Provided data
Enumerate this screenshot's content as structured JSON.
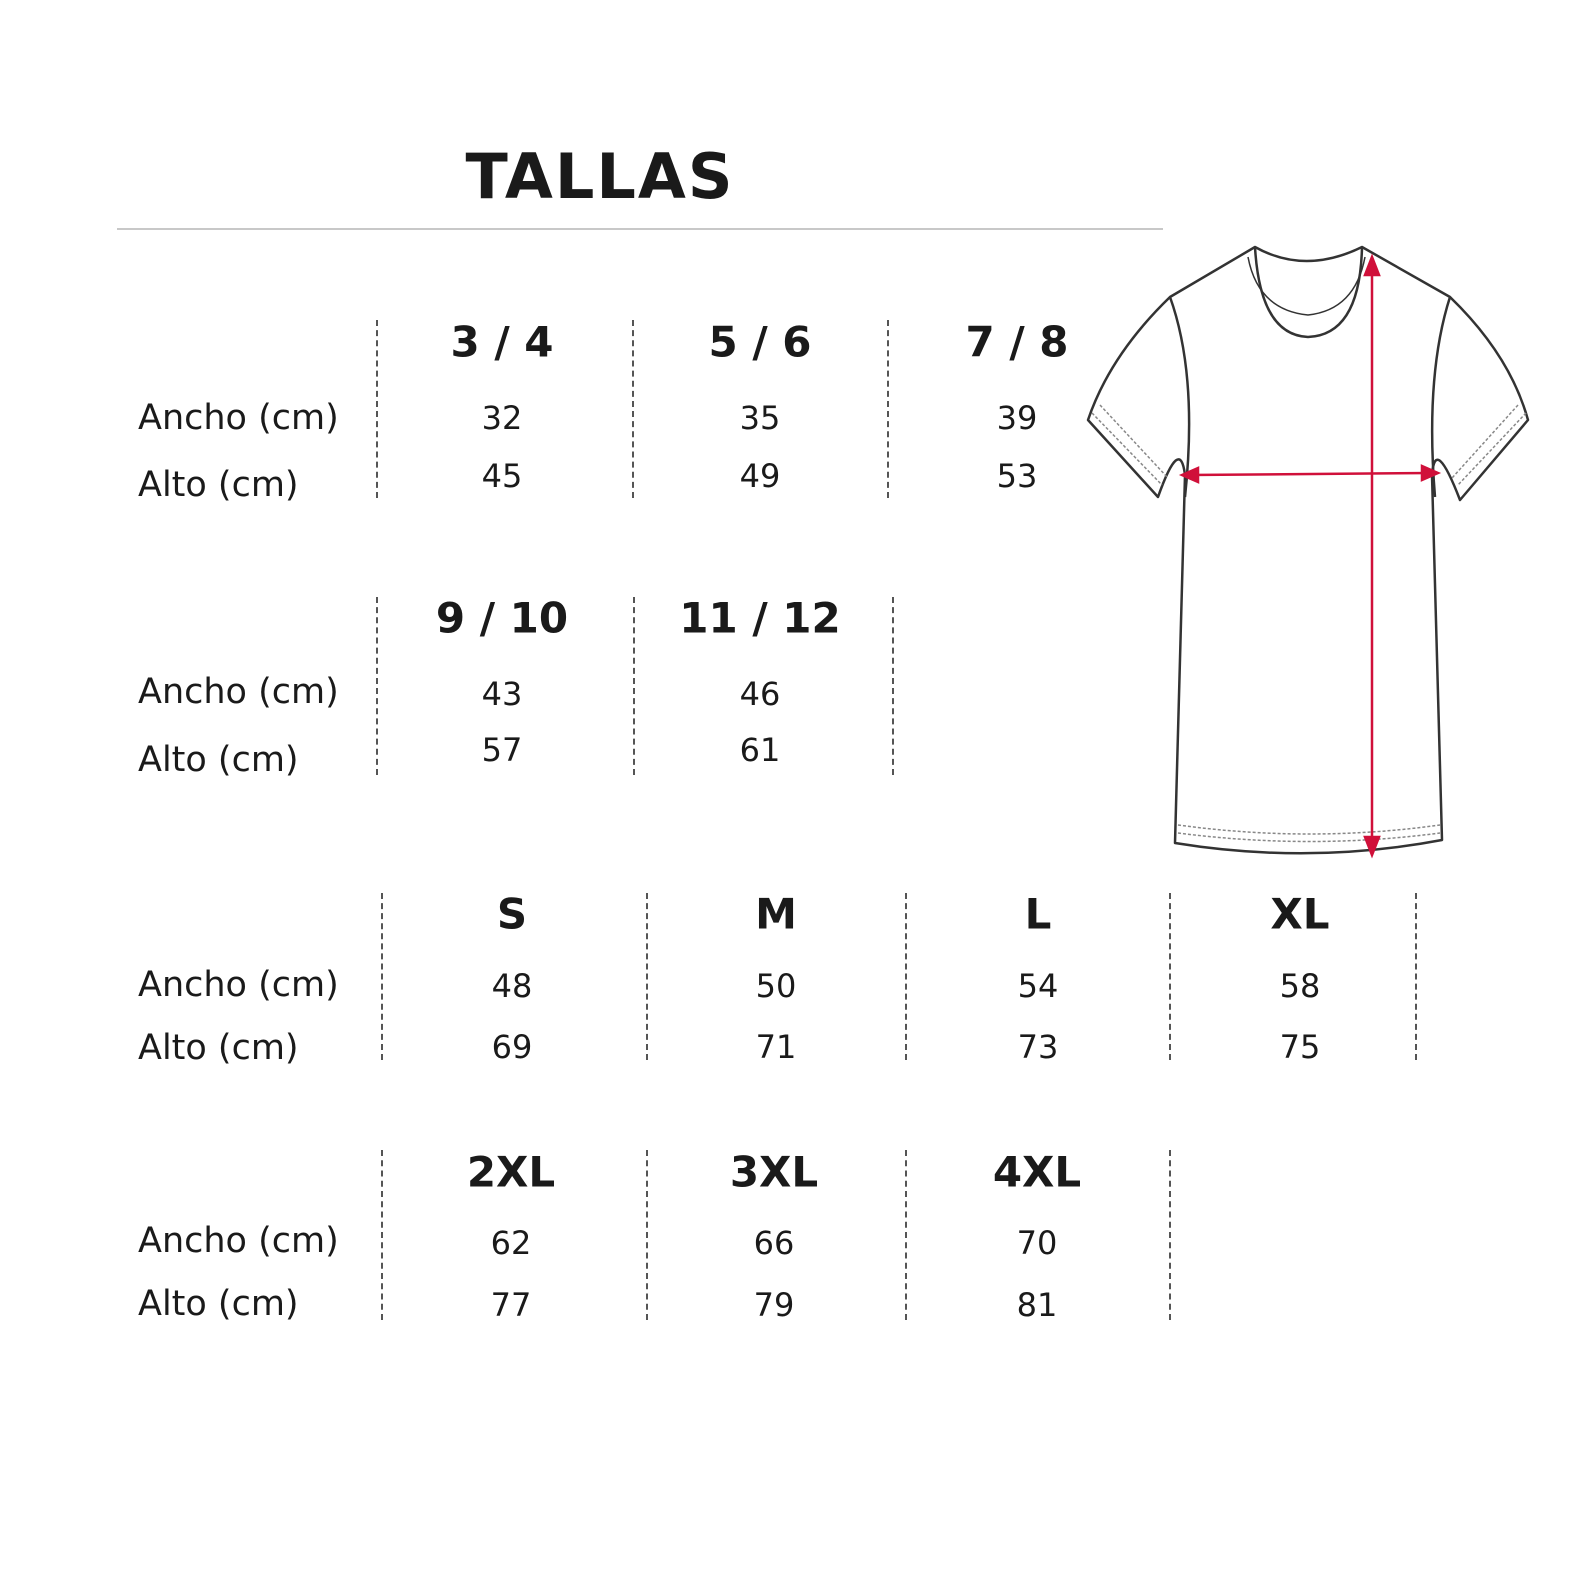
{
  "title": "TALLAS",
  "row_labels": {
    "width": "Ancho (cm)",
    "height": "Alto (cm)"
  },
  "accent_color": "#d0103a",
  "illustration": "t-shirt-measurement-diagram",
  "groups": [
    {
      "sizes": [
        {
          "name": "3 / 4",
          "ancho": "32",
          "alto": "45"
        },
        {
          "name": "5 / 6",
          "ancho": "35",
          "alto": "49"
        },
        {
          "name": "7 / 8",
          "ancho": "39",
          "alto": "53"
        }
      ]
    },
    {
      "sizes": [
        {
          "name": "9 / 10",
          "ancho": "43",
          "alto": "57"
        },
        {
          "name": "11 / 12",
          "ancho": "46",
          "alto": "61"
        }
      ]
    },
    {
      "sizes": [
        {
          "name": "S",
          "ancho": "48",
          "alto": "69"
        },
        {
          "name": "M",
          "ancho": "50",
          "alto": "71"
        },
        {
          "name": "L",
          "ancho": "54",
          "alto": "73"
        },
        {
          "name": "XL",
          "ancho": "58",
          "alto": "75"
        }
      ]
    },
    {
      "sizes": [
        {
          "name": "2XL",
          "ancho": "62",
          "alto": "77"
        },
        {
          "name": "3XL",
          "ancho": "66",
          "alto": "79"
        },
        {
          "name": "4XL",
          "ancho": "70",
          "alto": "81"
        }
      ]
    }
  ]
}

Aim
Can the entries above be repeated exactly, without their pictures?

Solution
Enumerate this screenshot's content as structured JSON.
{
  "title": "TALLAS",
  "row_labels": {
    "width": "Ancho (cm)",
    "height": "Alto (cm)"
  },
  "accent_color": "#d0103a",
  "illustration": "t-shirt-measurement-diagram",
  "groups": [
    {
      "sizes": [
        {
          "name": "3 / 4",
          "ancho": "32",
          "alto": "45"
        },
        {
          "name": "5 / 6",
          "ancho": "35",
          "alto": "49"
        },
        {
          "name": "7 / 8",
          "ancho": "39",
          "alto": "53"
        }
      ]
    },
    {
      "sizes": [
        {
          "name": "9 / 10",
          "ancho": "43",
          "alto": "57"
        },
        {
          "name": "11 / 12",
          "ancho": "46",
          "alto": "61"
        }
      ]
    },
    {
      "sizes": [
        {
          "name": "S",
          "ancho": "48",
          "alto": "69"
        },
        {
          "name": "M",
          "ancho": "50",
          "alto": "71"
        },
        {
          "name": "L",
          "ancho": "54",
          "alto": "73"
        },
        {
          "name": "XL",
          "ancho": "58",
          "alto": "75"
        }
      ]
    },
    {
      "sizes": [
        {
          "name": "2XL",
          "ancho": "62",
          "alto": "77"
        },
        {
          "name": "3XL",
          "ancho": "66",
          "alto": "79"
        },
        {
          "name": "4XL",
          "ancho": "70",
          "alto": "81"
        }
      ]
    }
  ]
}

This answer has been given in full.